Records:
══════════════════════════════
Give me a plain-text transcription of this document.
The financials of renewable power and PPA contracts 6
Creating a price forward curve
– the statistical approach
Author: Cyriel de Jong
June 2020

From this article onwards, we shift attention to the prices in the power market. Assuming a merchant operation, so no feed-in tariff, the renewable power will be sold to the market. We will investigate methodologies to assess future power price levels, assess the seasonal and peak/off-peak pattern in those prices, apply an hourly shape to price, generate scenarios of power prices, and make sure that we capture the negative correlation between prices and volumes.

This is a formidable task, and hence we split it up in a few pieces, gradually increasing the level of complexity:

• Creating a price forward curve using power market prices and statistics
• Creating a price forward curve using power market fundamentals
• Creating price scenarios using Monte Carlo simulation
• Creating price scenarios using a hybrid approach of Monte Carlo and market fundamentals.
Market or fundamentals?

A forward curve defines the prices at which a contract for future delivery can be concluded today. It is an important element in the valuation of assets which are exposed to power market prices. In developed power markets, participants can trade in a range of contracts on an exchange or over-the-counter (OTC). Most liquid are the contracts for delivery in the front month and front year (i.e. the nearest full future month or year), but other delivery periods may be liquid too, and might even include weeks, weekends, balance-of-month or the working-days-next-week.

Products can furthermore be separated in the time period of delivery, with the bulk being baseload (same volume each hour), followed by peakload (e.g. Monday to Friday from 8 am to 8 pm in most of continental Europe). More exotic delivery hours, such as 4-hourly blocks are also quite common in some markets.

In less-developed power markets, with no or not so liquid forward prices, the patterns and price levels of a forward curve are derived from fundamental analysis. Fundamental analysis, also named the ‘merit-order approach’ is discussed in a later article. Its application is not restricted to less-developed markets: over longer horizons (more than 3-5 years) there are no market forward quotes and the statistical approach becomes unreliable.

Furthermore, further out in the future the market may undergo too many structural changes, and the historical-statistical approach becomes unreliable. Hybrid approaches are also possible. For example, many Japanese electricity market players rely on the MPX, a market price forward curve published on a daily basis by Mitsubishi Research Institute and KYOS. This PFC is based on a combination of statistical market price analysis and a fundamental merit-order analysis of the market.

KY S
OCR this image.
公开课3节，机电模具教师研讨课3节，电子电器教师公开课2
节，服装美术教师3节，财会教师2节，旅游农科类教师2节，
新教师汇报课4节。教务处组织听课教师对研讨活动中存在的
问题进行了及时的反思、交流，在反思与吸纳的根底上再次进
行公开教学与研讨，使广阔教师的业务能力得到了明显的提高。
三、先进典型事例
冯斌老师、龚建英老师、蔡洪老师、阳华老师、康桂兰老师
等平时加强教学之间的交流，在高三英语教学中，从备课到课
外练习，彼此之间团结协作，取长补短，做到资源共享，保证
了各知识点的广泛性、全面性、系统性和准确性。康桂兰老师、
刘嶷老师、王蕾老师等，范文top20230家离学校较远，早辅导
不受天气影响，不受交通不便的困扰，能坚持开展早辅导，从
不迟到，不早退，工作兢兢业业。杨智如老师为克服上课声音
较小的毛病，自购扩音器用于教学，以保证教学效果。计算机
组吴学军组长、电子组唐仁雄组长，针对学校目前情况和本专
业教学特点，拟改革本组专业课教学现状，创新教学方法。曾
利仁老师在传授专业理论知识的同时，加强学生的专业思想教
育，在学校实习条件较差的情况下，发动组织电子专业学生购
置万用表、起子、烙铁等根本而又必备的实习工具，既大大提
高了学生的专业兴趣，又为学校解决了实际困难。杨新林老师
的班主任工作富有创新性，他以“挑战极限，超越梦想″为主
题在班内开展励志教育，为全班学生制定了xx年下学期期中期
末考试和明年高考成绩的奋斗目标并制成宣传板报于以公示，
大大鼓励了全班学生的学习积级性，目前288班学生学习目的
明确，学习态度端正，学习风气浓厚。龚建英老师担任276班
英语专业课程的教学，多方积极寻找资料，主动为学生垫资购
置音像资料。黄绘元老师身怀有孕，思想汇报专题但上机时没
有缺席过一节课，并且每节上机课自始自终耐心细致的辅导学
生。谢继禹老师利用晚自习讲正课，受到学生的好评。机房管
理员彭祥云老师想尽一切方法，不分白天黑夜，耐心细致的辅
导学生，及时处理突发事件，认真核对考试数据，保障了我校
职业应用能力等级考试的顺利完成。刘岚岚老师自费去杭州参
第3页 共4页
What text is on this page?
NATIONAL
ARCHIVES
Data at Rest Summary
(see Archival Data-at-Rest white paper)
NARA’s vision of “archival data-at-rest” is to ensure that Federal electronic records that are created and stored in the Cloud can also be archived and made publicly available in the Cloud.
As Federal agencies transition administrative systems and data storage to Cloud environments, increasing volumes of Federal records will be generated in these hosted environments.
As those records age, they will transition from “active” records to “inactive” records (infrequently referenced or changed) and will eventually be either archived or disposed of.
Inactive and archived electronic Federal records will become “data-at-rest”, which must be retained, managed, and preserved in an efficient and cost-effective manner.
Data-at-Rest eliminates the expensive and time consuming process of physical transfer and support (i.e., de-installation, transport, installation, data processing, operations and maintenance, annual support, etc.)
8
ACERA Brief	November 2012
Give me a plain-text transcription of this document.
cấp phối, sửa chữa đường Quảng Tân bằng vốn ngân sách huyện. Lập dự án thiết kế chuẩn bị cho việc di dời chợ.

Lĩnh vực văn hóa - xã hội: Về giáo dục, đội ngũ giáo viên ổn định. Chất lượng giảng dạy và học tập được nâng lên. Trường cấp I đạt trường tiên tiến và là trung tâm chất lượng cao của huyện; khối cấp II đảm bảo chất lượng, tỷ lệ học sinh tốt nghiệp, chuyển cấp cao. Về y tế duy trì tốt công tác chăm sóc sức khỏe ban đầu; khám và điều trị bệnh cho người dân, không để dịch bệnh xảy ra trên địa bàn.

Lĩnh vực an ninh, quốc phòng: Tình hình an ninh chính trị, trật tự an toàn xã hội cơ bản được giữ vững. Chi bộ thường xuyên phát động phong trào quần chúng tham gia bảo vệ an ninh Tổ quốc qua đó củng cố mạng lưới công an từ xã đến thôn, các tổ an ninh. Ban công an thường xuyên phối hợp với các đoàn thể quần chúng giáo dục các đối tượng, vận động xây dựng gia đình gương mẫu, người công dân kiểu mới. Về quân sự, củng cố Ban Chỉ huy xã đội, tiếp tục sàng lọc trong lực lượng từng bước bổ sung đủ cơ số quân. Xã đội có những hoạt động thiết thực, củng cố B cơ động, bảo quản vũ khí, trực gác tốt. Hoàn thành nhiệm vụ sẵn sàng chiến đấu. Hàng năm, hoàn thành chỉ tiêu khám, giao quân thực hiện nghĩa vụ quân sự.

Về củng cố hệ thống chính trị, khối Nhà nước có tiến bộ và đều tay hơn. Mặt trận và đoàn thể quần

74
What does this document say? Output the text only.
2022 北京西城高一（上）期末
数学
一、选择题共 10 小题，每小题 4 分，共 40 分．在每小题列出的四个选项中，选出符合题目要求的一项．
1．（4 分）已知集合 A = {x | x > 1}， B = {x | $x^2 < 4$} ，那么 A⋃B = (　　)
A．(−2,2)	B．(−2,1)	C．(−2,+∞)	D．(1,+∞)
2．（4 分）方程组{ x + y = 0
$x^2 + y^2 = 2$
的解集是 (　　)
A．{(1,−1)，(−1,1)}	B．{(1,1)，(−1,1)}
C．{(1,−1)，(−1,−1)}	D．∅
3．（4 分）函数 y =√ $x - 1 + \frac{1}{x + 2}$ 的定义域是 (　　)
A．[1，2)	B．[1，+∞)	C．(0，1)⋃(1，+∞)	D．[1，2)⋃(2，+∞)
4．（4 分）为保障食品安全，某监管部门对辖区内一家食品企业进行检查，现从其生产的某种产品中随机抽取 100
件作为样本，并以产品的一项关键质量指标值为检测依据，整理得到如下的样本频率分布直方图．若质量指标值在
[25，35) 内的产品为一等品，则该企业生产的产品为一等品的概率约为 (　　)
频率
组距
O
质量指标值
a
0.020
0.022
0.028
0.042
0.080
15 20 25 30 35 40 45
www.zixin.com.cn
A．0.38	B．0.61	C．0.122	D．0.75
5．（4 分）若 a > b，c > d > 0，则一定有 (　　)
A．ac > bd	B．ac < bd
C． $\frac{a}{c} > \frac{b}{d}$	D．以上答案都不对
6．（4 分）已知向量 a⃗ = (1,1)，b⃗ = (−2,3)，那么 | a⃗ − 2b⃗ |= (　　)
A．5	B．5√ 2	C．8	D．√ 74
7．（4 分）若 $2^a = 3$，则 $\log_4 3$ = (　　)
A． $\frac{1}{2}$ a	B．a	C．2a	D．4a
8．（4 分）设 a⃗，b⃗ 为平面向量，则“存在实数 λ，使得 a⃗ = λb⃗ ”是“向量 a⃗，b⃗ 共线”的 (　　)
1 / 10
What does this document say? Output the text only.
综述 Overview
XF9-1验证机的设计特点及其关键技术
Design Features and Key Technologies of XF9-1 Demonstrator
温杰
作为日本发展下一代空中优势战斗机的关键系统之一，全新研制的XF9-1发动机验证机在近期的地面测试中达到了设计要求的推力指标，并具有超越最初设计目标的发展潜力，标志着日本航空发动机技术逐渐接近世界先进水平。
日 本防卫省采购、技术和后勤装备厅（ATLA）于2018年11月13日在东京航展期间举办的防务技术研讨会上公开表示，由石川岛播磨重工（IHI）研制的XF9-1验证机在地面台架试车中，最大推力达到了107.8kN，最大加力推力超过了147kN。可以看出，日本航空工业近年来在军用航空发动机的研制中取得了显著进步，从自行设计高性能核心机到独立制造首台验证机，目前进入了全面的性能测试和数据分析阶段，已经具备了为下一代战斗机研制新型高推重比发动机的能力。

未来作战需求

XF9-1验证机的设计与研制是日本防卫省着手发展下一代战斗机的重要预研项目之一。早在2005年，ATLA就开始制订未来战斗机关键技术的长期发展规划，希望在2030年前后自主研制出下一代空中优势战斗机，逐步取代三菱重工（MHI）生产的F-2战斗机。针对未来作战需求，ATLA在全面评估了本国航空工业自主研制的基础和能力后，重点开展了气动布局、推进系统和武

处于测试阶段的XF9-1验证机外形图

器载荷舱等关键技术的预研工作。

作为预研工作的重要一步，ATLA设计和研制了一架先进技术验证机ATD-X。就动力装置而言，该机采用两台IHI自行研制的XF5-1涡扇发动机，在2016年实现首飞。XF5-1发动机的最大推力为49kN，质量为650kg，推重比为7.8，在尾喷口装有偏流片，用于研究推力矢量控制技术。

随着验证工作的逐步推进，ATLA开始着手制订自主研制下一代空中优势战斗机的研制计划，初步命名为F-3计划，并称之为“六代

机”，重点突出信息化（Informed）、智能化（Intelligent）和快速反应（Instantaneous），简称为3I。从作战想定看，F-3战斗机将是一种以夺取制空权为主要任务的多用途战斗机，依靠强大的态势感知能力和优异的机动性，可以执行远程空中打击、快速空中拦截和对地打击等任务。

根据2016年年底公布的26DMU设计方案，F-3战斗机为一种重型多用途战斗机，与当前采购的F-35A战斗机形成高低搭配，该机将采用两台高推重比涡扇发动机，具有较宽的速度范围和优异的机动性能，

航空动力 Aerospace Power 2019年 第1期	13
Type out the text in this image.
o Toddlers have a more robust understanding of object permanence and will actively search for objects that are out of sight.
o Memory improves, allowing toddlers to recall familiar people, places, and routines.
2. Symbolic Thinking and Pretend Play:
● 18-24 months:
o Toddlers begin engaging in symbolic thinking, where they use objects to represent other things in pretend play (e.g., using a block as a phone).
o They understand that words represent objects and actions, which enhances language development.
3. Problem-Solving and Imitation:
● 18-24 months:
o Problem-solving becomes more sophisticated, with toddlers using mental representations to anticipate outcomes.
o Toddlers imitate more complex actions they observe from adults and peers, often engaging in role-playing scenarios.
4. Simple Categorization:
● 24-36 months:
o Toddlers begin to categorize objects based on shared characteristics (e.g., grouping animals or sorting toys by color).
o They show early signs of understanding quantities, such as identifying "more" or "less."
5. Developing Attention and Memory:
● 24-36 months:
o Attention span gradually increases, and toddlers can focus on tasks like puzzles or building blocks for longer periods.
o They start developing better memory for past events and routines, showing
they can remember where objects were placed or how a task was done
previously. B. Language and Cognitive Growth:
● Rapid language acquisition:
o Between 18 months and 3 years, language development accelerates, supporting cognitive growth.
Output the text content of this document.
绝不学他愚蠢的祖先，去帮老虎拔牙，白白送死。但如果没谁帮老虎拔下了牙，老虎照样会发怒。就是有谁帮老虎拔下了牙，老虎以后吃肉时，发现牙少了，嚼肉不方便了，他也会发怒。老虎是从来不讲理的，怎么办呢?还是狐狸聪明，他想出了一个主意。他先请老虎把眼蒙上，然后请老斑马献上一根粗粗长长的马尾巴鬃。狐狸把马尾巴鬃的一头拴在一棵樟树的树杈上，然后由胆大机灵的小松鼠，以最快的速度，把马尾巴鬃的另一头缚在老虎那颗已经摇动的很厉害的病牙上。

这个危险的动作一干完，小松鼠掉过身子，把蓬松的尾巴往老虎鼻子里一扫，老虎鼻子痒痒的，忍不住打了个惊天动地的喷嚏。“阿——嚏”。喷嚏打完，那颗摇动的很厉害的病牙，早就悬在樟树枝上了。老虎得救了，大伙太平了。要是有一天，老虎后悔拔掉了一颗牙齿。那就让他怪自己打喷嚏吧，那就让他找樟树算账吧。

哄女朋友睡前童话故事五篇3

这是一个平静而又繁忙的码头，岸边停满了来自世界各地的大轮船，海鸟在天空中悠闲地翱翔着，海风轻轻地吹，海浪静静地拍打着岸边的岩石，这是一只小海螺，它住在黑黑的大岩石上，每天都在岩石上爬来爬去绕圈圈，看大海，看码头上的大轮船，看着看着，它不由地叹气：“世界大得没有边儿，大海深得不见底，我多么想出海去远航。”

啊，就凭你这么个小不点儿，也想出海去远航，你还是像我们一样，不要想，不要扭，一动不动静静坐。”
══════════════════════════════
> [Set task]
Where a line of the records above holds the word "blocks", copy that line.

> [Complete output]
Products can furthermore be separated in the time period of delivery, with the bulk being baseload (same volume each hour), followed by peakload (e.g. Monday to Friday from 8 am to 8 pm in most of continental Europe). More exotic delivery hours, such as 4-hourly blocks are also quite common in some markets.
o Attention span gradually increases, and toddlers can focus on tasks like puzzles or building blocks for longer periods.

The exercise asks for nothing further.